(Extracted records)

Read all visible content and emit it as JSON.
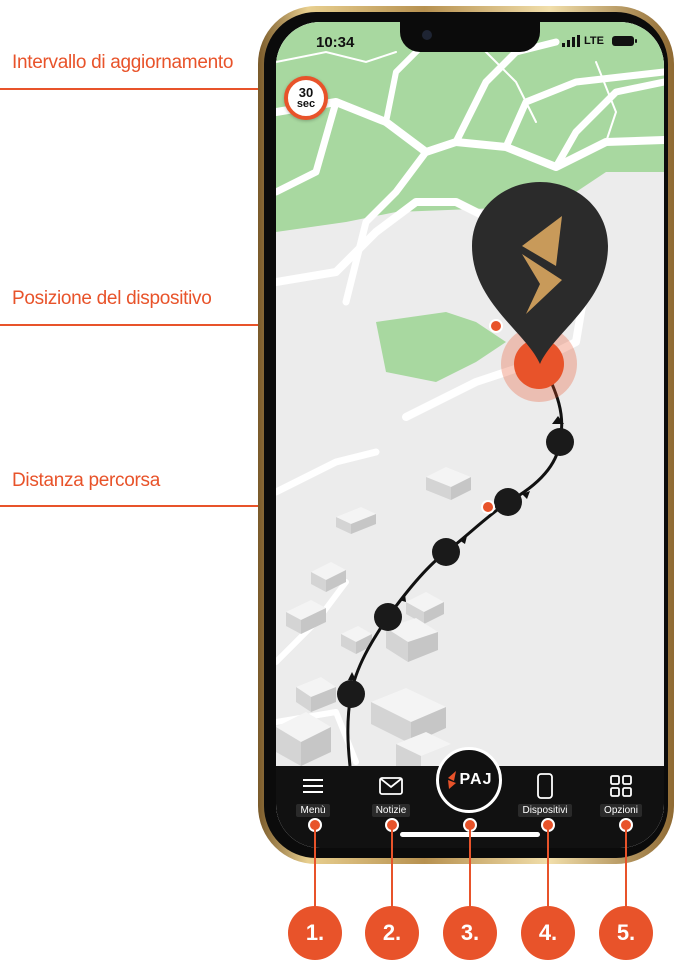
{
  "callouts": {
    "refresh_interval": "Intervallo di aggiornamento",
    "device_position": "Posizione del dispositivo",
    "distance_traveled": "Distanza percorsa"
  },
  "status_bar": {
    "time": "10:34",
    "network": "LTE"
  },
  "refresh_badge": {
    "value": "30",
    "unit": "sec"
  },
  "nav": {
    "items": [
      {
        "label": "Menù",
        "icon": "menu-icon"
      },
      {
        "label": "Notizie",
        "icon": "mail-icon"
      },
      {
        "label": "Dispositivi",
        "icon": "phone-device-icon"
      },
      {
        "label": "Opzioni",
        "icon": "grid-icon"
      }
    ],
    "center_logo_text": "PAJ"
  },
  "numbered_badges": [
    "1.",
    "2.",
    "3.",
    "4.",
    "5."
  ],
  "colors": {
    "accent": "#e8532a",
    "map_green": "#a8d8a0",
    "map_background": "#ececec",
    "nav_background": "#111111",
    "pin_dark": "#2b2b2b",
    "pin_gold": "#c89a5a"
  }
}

*SET TASK*
Print each record exactly as it stands, leaving the images out.

*RESPONSE TO THIS TASK*
Read all visible content and emit it as JSON.
{
  "callouts": {
    "refresh_interval": "Intervallo di aggiornamento",
    "device_position": "Posizione del dispositivo",
    "distance_traveled": "Distanza percorsa"
  },
  "status_bar": {
    "time": "10:34",
    "network": "LTE"
  },
  "refresh_badge": {
    "value": "30",
    "unit": "sec"
  },
  "nav": {
    "items": [
      {
        "label": "Menù",
        "icon": "menu-icon"
      },
      {
        "label": "Notizie",
        "icon": "mail-icon"
      },
      {
        "label": "Dispositivi",
        "icon": "phone-device-icon"
      },
      {
        "label": "Opzioni",
        "icon": "grid-icon"
      }
    ],
    "center_logo_text": "PAJ"
  },
  "numbered_badges": [
    "1.",
    "2.",
    "3.",
    "4.",
    "5."
  ],
  "colors": {
    "accent": "#e8532a",
    "map_green": "#a8d8a0",
    "map_background": "#ececec",
    "nav_background": "#111111",
    "pin_dark": "#2b2b2b",
    "pin_gold": "#c89a5a"
  }
}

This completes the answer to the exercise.